_Written exercise_
Please extract the lines of the material from the one containing "504, 1325, 530]" through the end of the material, copying each line exactly.

(Region boundary data)
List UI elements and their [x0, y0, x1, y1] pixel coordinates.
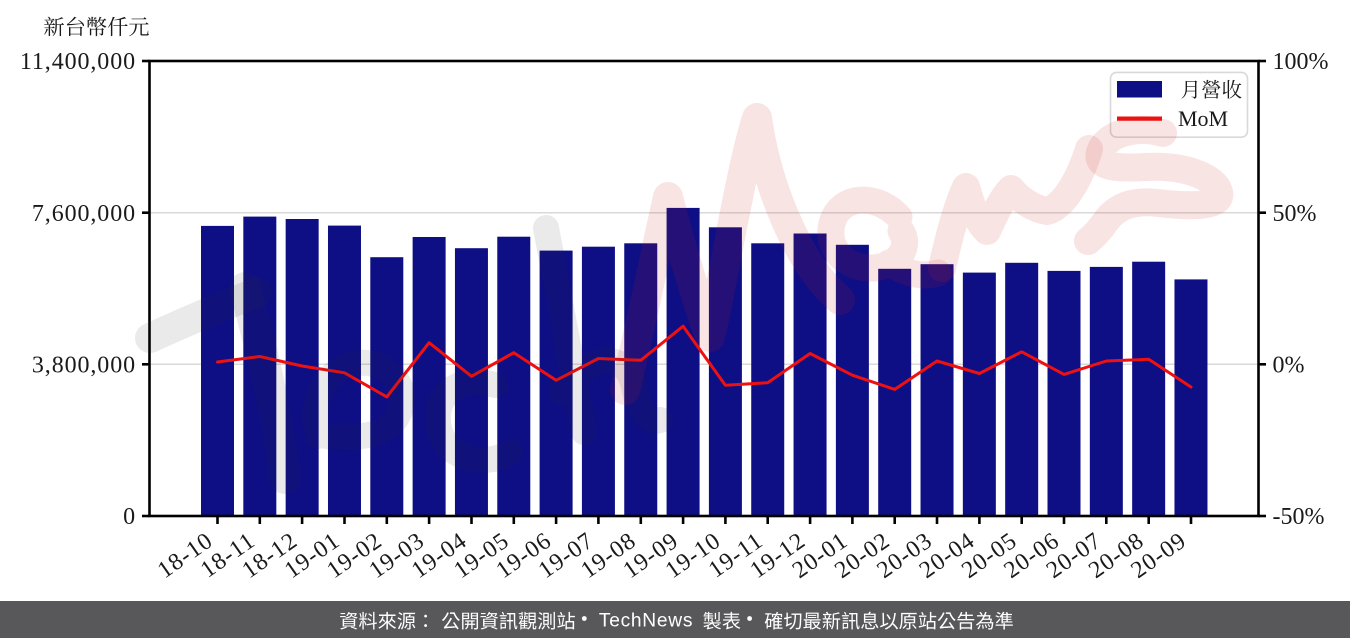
svg-text:-50%: -50%	[1273, 504, 1325, 530]
svg-text:0%: 0%	[1273, 353, 1305, 379]
svg-text:50%: 50%	[1273, 201, 1317, 227]
svg-text:3,800,000: 3,800,000	[32, 353, 136, 379]
svg-text:7,600,000: 7,600,000	[32, 201, 136, 227]
svg-text:MoM: MoM	[1178, 106, 1228, 131]
svg-text:11,400,000: 11,400,000	[20, 49, 136, 75]
svg-text:100%: 100%	[1273, 49, 1329, 75]
svg-text:TechNews: TechNews	[599, 611, 693, 632]
svg-text:0: 0	[123, 504, 136, 530]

_Exercise response_
svg-text:-50%: -50%	[1273, 504, 1325, 530]
svg-text:0%: 0%	[1273, 353, 1305, 379]
svg-text:50%: 50%	[1273, 201, 1317, 227]
svg-text:3,800,000: 3,800,000	[32, 353, 136, 379]
svg-text:7,600,000: 7,600,000	[32, 201, 136, 227]
svg-text:MoM: MoM	[1178, 106, 1228, 131]
svg-text:11,400,000: 11,400,000	[20, 49, 136, 75]
svg-text:100%: 100%	[1273, 49, 1329, 75]
svg-text:TechNews: TechNews	[599, 611, 693, 632]
svg-text:0: 0	[123, 504, 136, 530]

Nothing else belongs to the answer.